> _Exercise aim_
Make an exact transcription of the material, leaving out all images.

> _Figure record listings_
══════════

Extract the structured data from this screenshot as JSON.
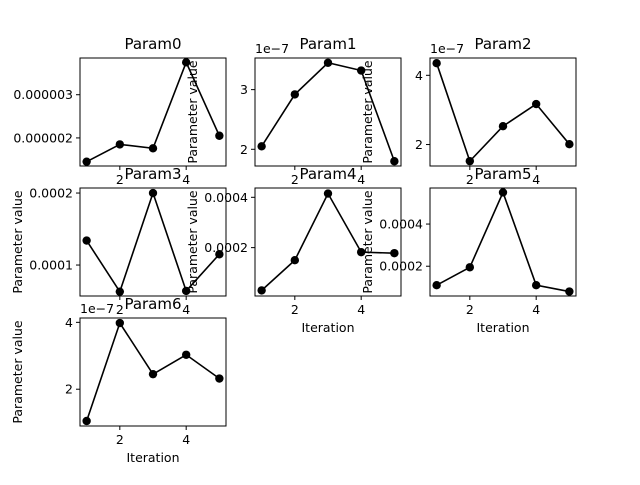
{
  "figure": {
    "xlabel": "Iteration",
    "ylabel": "Parameter value"
  },
  "colors": {
    "line": "#000000",
    "marker": "#000000",
    "axes": "#000000",
    "background": "#ffffff"
  },
  "chart_data": [
    {
      "type": "line",
      "title": "Param0",
      "x": [
        1,
        2,
        3,
        4,
        5
      ],
      "values": [
        1.45e-06,
        1.85e-06,
        1.76e-06,
        3.75e-06,
        2.05e-06
      ],
      "ylim": [
        1.35e-06,
        3.85e-06
      ],
      "xlim": [
        0.8,
        5.2
      ],
      "xticks": [
        2,
        4
      ],
      "xtick_labels": [
        "2",
        "4"
      ],
      "yticks": [
        2e-06,
        3e-06
      ],
      "ytick_labels": [
        "0.000002",
        "0.000003"
      ],
      "offset_text": "",
      "xlabel": "",
      "ylabel": ""
    },
    {
      "type": "line",
      "title": "Param1",
      "x": [
        1,
        2,
        3,
        4,
        5
      ],
      "values": [
        2.05e-07,
        2.92e-07,
        3.45e-07,
        3.32e-07,
        1.8e-07
      ],
      "ylim": [
        1.72e-07,
        3.53e-07
      ],
      "xlim": [
        0.8,
        5.2
      ],
      "xticks": [
        2,
        4
      ],
      "xtick_labels": [
        "2",
        "4"
      ],
      "yticks": [
        2e-07,
        3e-07
      ],
      "ytick_labels": [
        "2",
        "3"
      ],
      "offset_text": "1e−7",
      "xlabel": "",
      "ylabel": "Parameter value"
    },
    {
      "type": "line",
      "title": "Param2",
      "x": [
        1,
        2,
        3,
        4,
        5
      ],
      "values": [
        4.35e-07,
        1.52e-07,
        2.53e-07,
        3.17e-07,
        2.01e-07
      ],
      "ylim": [
        1.38e-07,
        4.5e-07
      ],
      "xlim": [
        0.8,
        5.2
      ],
      "xticks": [
        2,
        4
      ],
      "xtick_labels": [
        "2",
        "4"
      ],
      "yticks": [
        2e-07,
        4e-07
      ],
      "ytick_labels": [
        "2",
        "4"
      ],
      "offset_text": "1e−7",
      "xlabel": "",
      "ylabel": "Parameter value"
    },
    {
      "type": "line",
      "title": "Param3",
      "x": [
        1,
        2,
        3,
        4,
        5
      ],
      "values": [
        0.000134,
        6.3e-05,
        0.0002,
        6.4e-05,
        0.000115
      ],
      "ylim": [
        5.7e-05,
        0.000207
      ],
      "xlim": [
        0.8,
        5.2
      ],
      "xticks": [
        2,
        4
      ],
      "xtick_labels": [
        "2",
        "4"
      ],
      "yticks": [
        0.0001,
        0.0002
      ],
      "ytick_labels": [
        "0.0001",
        "0.0002"
      ],
      "offset_text": "",
      "xlabel": "",
      "ylabel": "Parameter value"
    },
    {
      "type": "line",
      "title": "Param4",
      "x": [
        1,
        2,
        3,
        4,
        5
      ],
      "values": [
        3e-05,
        0.00015,
        0.000415,
        0.000182,
        0.000178
      ],
      "ylim": [
        7.7e-06,
        0.000437
      ],
      "xlim": [
        0.8,
        5.2
      ],
      "xticks": [
        2,
        4
      ],
      "xtick_labels": [
        "2",
        "4"
      ],
      "yticks": [
        0.0002,
        0.0004
      ],
      "ytick_labels": [
        "0.0002",
        "0.0004"
      ],
      "offset_text": "",
      "xlabel": "Iteration",
      "ylabel": "Parameter value"
    },
    {
      "type": "line",
      "title": "Param5",
      "x": [
        1,
        2,
        3,
        4,
        5
      ],
      "values": [
        0.00011,
        0.000195,
        0.00055,
        0.00011,
        8e-05
      ],
      "ylim": [
        5.88e-05,
        0.000571
      ],
      "xlim": [
        0.8,
        5.2
      ],
      "xticks": [
        2,
        4
      ],
      "xtick_labels": [
        "2",
        "4"
      ],
      "yticks": [
        0.0002,
        0.0004
      ],
      "ytick_labels": [
        "0.0002",
        "0.0004"
      ],
      "offset_text": "",
      "xlabel": "Iteration",
      "ylabel": "Parameter value"
    },
    {
      "type": "line",
      "title": "Param6",
      "x": [
        1,
        2,
        3,
        4,
        5
      ],
      "values": [
        1.05e-07,
        3.98e-07,
        2.45e-07,
        3.03e-07,
        2.32e-07
      ],
      "ylim": [
        9e-08,
        4.13e-07
      ],
      "xlim": [
        0.8,
        5.2
      ],
      "xticks": [
        2,
        4
      ],
      "xtick_labels": [
        "2",
        "4"
      ],
      "yticks": [
        2e-07,
        4e-07
      ],
      "ytick_labels": [
        "2",
        "4"
      ],
      "offset_text": "1e−7",
      "xlabel": "Iteration",
      "ylabel": "Parameter value"
    }
  ]
}
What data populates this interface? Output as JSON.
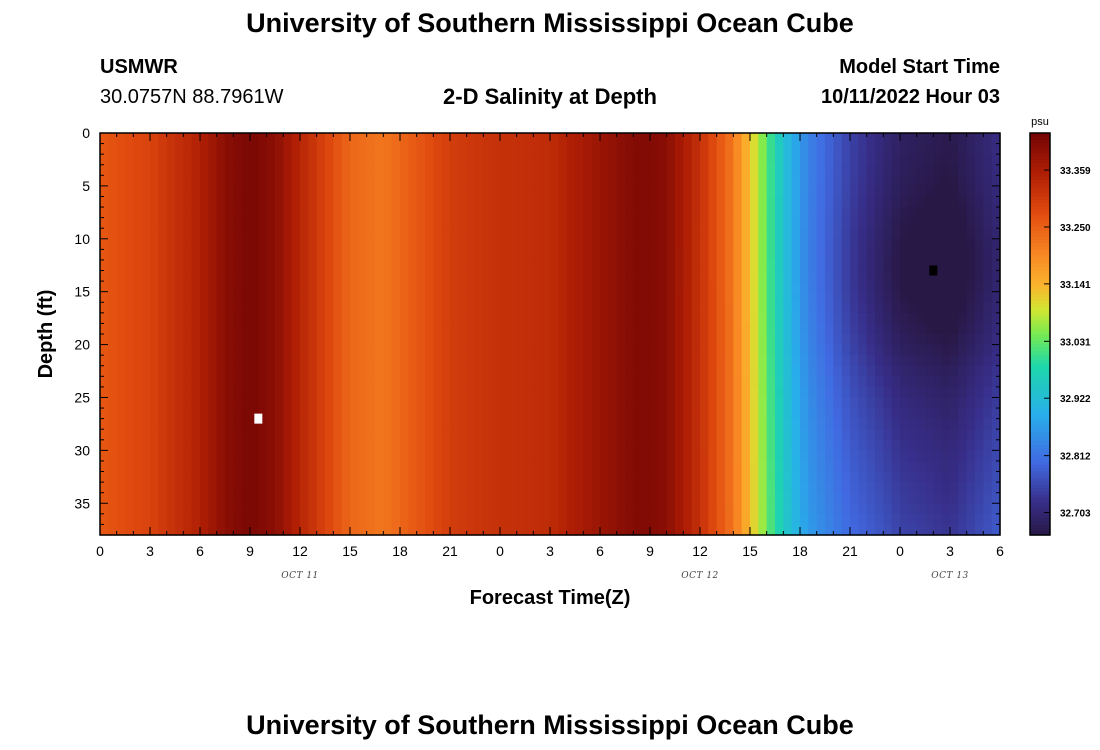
{
  "header": {
    "title": "University of Southern Mississippi Ocean Cube",
    "station": "USMWR",
    "coords": "30.0757N  88.7961W",
    "subtitle": "2-D Salinity at Depth",
    "model_start_label": "Model Start Time",
    "model_start_value": "10/11/2022 Hour 03"
  },
  "footer": {
    "title": "University of Southern Mississippi Ocean Cube"
  },
  "chart_data": {
    "type": "heatmap",
    "xlabel": "Forecast Time(Z)",
    "ylabel": "Depth (ft)",
    "x_hours_range": [
      0,
      54
    ],
    "x_ticks": [
      "0",
      "3",
      "6",
      "9",
      "12",
      "15",
      "18",
      "21",
      "0",
      "3",
      "6",
      "9",
      "12",
      "15",
      "18",
      "21",
      "0",
      "3",
      "6"
    ],
    "x_date_labels": [
      {
        "label": "OCT 11",
        "hour": 12
      },
      {
        "label": "OCT 12",
        "hour": 36
      },
      {
        "label": "OCT 13",
        "hour": 51
      }
    ],
    "y_ticks": [
      "0",
      "5",
      "10",
      "15",
      "20",
      "25",
      "30",
      "35"
    ],
    "ylim": [
      0,
      38
    ],
    "colorbar": {
      "unit": "psu",
      "ticks": [
        "33.359",
        "33.250",
        "33.141",
        "33.031",
        "32.922",
        "32.812",
        "32.703"
      ],
      "range": [
        32.66,
        33.43
      ]
    },
    "salinity_profile": {
      "hours": [
        0,
        3,
        6,
        7.5,
        9,
        10.5,
        12,
        15,
        17,
        21,
        24,
        27,
        30,
        32,
        33,
        34,
        36,
        38,
        39.5,
        40.5,
        41.5,
        42.5,
        45,
        48,
        51,
        54
      ],
      "values": [
        33.26,
        33.29,
        33.35,
        33.4,
        33.42,
        33.4,
        33.34,
        33.24,
        33.22,
        33.3,
        33.32,
        33.33,
        33.38,
        33.41,
        33.41,
        33.4,
        33.32,
        33.22,
        33.08,
        32.98,
        32.9,
        32.84,
        32.76,
        32.7,
        32.68,
        32.73
      ]
    },
    "markers": [
      {
        "hour": 9.5,
        "depth": 27,
        "color": "#ffffff"
      },
      {
        "hour": 50,
        "depth": 13,
        "color": "#000000"
      }
    ]
  }
}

══════════

> _Solved problem_
Extract the structured data from this screenshot as JSON.
{
  "figure": {
    "xlabel": "Iteration",
    "ylabel": "Parameter value"
  },
  "colors": {
    "line": "#000000",
    "marker": "#000000",
    "axes": "#000000",
    "background": "#ffffff"
  },
  "chart_data": [
    {
      "type": "line",
      "title": "Param0",
      "x": [
        1,
        2,
        3,
        4,
        5
      ],
      "values": [
        1.45e-06,
        1.85e-06,
        1.76e-06,
        3.75e-06,
        2.05e-06
      ],
      "ylim": [
        1.35e-06,
        3.85e-06
      ],
      "xlim": [
        0.8,
        5.2
      ],
      "xticks": [
        2,
        4
      ],
      "xtick_labels": [
        "2",
        "4"
      ],
      "yticks": [
        2e-06,
        3e-06
      ],
      "ytick_labels": [
        "0.000002",
        "0.000003"
      ],
      "offset_text": "",
      "xlabel": "",
      "ylabel": ""
    },
    {
      "type": "line",
      "title": "Param1",
      "x": [
        1,
        2,
        3,
        4,
        5
      ],
      "values": [
        2.05e-07,
        2.92e-07,
        3.45e-07,
        3.32e-07,
        1.8e-07
      ],
      "ylim": [
        1.72e-07,
        3.53e-07
      ],
      "xlim": [
        0.8,
        5.2
      ],
      "xticks": [
        2,
        4
      ],
      "xtick_labels": [
        "2",
        "4"
      ],
      "yticks": [
        2e-07,
        3e-07
      ],
      "ytick_labels": [
        "2",
        "3"
      ],
      "offset_text": "1e−7",
      "xlabel": "",
      "ylabel": "Parameter value"
    },
    {
      "type": "line",
      "title": "Param2",
      "x": [
        1,
        2,
        3,
        4,
        5
      ],
      "values": [
        4.35e-07,
        1.52e-07,
        2.53e-07,
        3.17e-07,
        2.01e-07
      ],
      "ylim": [
        1.38e-07,
        4.5e-07
      ],
      "xlim": [
        0.8,
        5.2
      ],
      "xticks": [
        2,
        4
      ],
      "xtick_labels": [
        "2",
        "4"
      ],
      "yticks": [
        2e-07,
        4e-07
      ],
      "ytick_labels": [
        "2",
        "4"
      ],
      "offset_text": "1e−7",
      "xlabel": "",
      "ylabel": "Parameter value"
    },
    {
      "type": "line",
      "title": "Param3",
      "x": [
        1,
        2,
        3,
        4,
        5
      ],
      "values": [
        0.000134,
        6.3e-05,
        0.0002,
        6.4e-05,
        0.000115
      ],
      "ylim": [
        5.7e-05,
        0.000207
      ],
      "xlim": [
        0.8,
        5.2
      ],
      "xticks": [
        2,
        4
      ],
      "xtick_labels": [
        "2",
        "4"
      ],
      "yticks": [
        0.0001,
        0.0002
      ],
      "ytick_labels": [
        "0.0001",
        "0.0002"
      ],
      "offset_text": "",
      "xlabel": "",
      "ylabel": "Parameter value"
    },
    {
      "type": "line",
      "title": "Param4",
      "x": [
        1,
        2,
        3,
        4,
        5
      ],
      "values": [
        3e-05,
        0.00015,
        0.000415,
        0.000182,
        0.000178
      ],
      "ylim": [
        7.7e-06,
        0.000437
      ],
      "xlim": [
        0.8,
        5.2
      ],
      "xticks": [
        2,
        4
      ],
      "xtick_labels": [
        "2",
        "4"
      ],
      "yticks": [
        0.0002,
        0.0004
      ],
      "ytick_labels": [
        "0.0002",
        "0.0004"
      ],
      "offset_text": "",
      "xlabel": "Iteration",
      "ylabel": "Parameter value"
    },
    {
      "type": "line",
      "title": "Param5",
      "x": [
        1,
        2,
        3,
        4,
        5
      ],
      "values": [
        0.00011,
        0.000195,
        0.00055,
        0.00011,
        8e-05
      ],
      "ylim": [
        5.88e-05,
        0.000571
      ],
      "xlim": [
        0.8,
        5.2
      ],
      "xticks": [
        2,
        4
      ],
      "xtick_labels": [
        "2",
        "4"
      ],
      "yticks": [
        0.0002,
        0.0004
      ],
      "ytick_labels": [
        "0.0002",
        "0.0004"
      ],
      "offset_text": "",
      "xlabel": "Iteration",
      "ylabel": "Parameter value"
    },
    {
      "type": "line",
      "title": "Param6",
      "x": [
        1,
        2,
        3,
        4,
        5
      ],
      "values": [
        1.05e-07,
        3.98e-07,
        2.45e-07,
        3.03e-07,
        2.32e-07
      ],
      "ylim": [
        9e-08,
        4.13e-07
      ],
      "xlim": [
        0.8,
        5.2
      ],
      "xticks": [
        2,
        4
      ],
      "xtick_labels": [
        "2",
        "4"
      ],
      "yticks": [
        2e-07,
        4e-07
      ],
      "ytick_labels": [
        "2",
        "4"
      ],
      "offset_text": "1e−7",
      "xlabel": "Iteration",
      "ylabel": "Parameter value"
    }
  ]
}
What data populates this interface? Output as JSON.
{
  "header": {
    "title": "University of Southern Mississippi Ocean Cube",
    "station": "USMWR",
    "coords": "30.0757N  88.7961W",
    "subtitle": "2-D Salinity at Depth",
    "model_start_label": "Model Start Time",
    "model_start_value": "10/11/2022 Hour 03"
  },
  "footer": {
    "title": "University of Southern Mississippi Ocean Cube"
  },
  "chart_data": {
    "type": "heatmap",
    "xlabel": "Forecast Time(Z)",
    "ylabel": "Depth (ft)",
    "x_hours_range": [
      0,
      54
    ],
    "x_ticks": [
      "0",
      "3",
      "6",
      "9",
      "12",
      "15",
      "18",
      "21",
      "0",
      "3",
      "6",
      "9",
      "12",
      "15",
      "18",
      "21",
      "0",
      "3",
      "6"
    ],
    "x_date_labels": [
      {
        "label": "OCT 11",
        "hour": 12
      },
      {
        "label": "OCT 12",
        "hour": 36
      },
      {
        "label": "OCT 13",
        "hour": 51
      }
    ],
    "y_ticks": [
      "0",
      "5",
      "10",
      "15",
      "20",
      "25",
      "30",
      "35"
    ],
    "ylim": [
      0,
      38
    ],
    "colorbar": {
      "unit": "psu",
      "ticks": [
        "33.359",
        "33.250",
        "33.141",
        "33.031",
        "32.922",
        "32.812",
        "32.703"
      ],
      "range": [
        32.66,
        33.43
      ]
    },
    "salinity_profile": {
      "hours": [
        0,
        3,
        6,
        7.5,
        9,
        10.5,
        12,
        15,
        17,
        21,
        24,
        27,
        30,
        32,
        33,
        34,
        36,
        38,
        39.5,
        40.5,
        41.5,
        42.5,
        45,
        48,
        51,
        54
      ],
      "values": [
        33.26,
        33.29,
        33.35,
        33.4,
        33.42,
        33.4,
        33.34,
        33.24,
        33.22,
        33.3,
        33.32,
        33.33,
        33.38,
        33.41,
        33.41,
        33.4,
        33.32,
        33.22,
        33.08,
        32.98,
        32.9,
        32.84,
        32.76,
        32.7,
        32.68,
        32.73
      ]
    },
    "markers": [
      {
        "hour": 9.5,
        "depth": 27,
        "color": "#ffffff"
      },
      {
        "hour": 50,
        "depth": 13,
        "color": "#000000"
      }
    ]
  }
}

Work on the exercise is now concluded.